#### Supplied data:

>> BEGIN

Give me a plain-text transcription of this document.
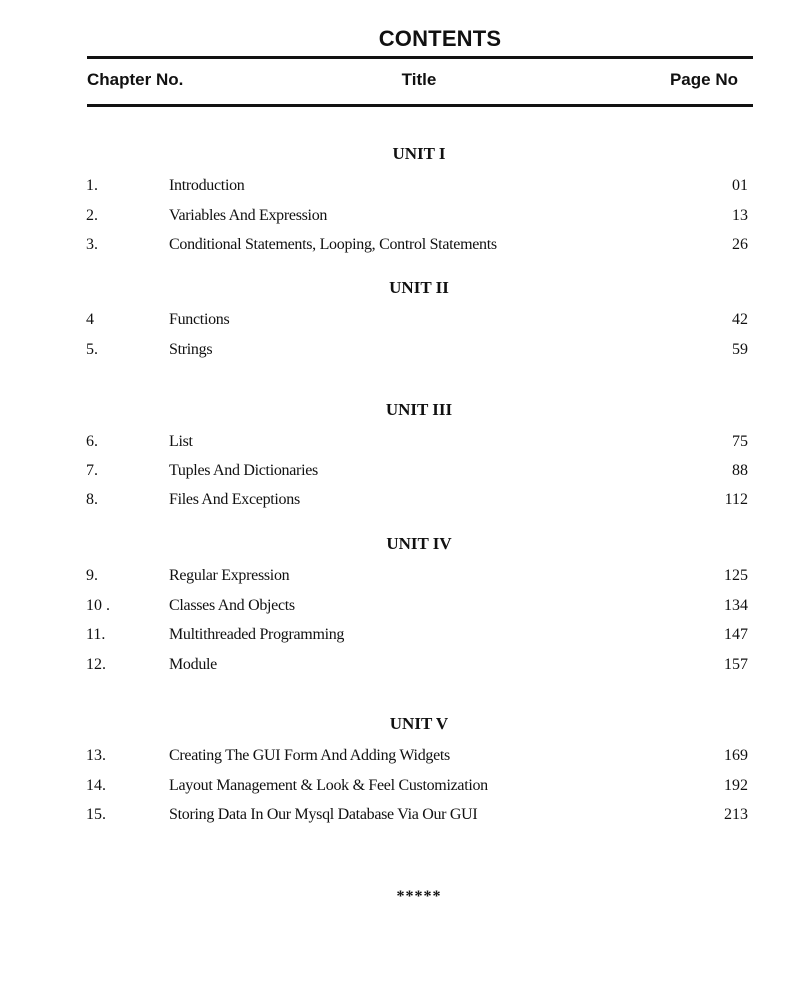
CONTENTS
Chapter No.	Title	Page No
UNIT I
1.	Introduction	01
2.	Variables And Expression	13
3.	Conditional Statements, Looping, Control Statements	26
UNIT II
4	Functions	42
5.	Strings	59
UNIT III
6.	List	75
7.	Tuples And Dictionaries	88
8.	Files And Exceptions	112
UNIT IV
9.	Regular Expression	125
10 .	Classes And Objects	134
11.	Multithreaded Programming	147
12.	Module	157
UNIT V
13.	Creating The GUI Form And Adding Widgets	169
14.	Layout Management & Look & Feel Customization	192
15.	Storing Data In Our Mysql Database Via Our GUI	213
*****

>> END

#### Aim of the exercise:
Drop the pictures and reproduce the rest of the entries above exactly.

#### Response:
Give me a plain-text transcription of this document.
CONTENTS
Chapter No.	Title	Page No
UNIT I
1.	Introduction	01
2.	Variables And Expression	13
3.	Conditional Statements, Looping, Control Statements	26
UNIT II
4	Functions	42
5.	Strings	59
UNIT III
6.	List	75
7.	Tuples And Dictionaries	88
8.	Files And Exceptions	112
UNIT IV
9.	Regular Expression	125
10 .	Classes And Objects	134
11.	Multithreaded Programming	147
12.	Module	157
UNIT V
13.	Creating The GUI Form And Adding Widgets	169
14.	Layout Management & Look & Feel Customization	192
15.	Storing Data In Our Mysql Database Via Our GUI	213
*****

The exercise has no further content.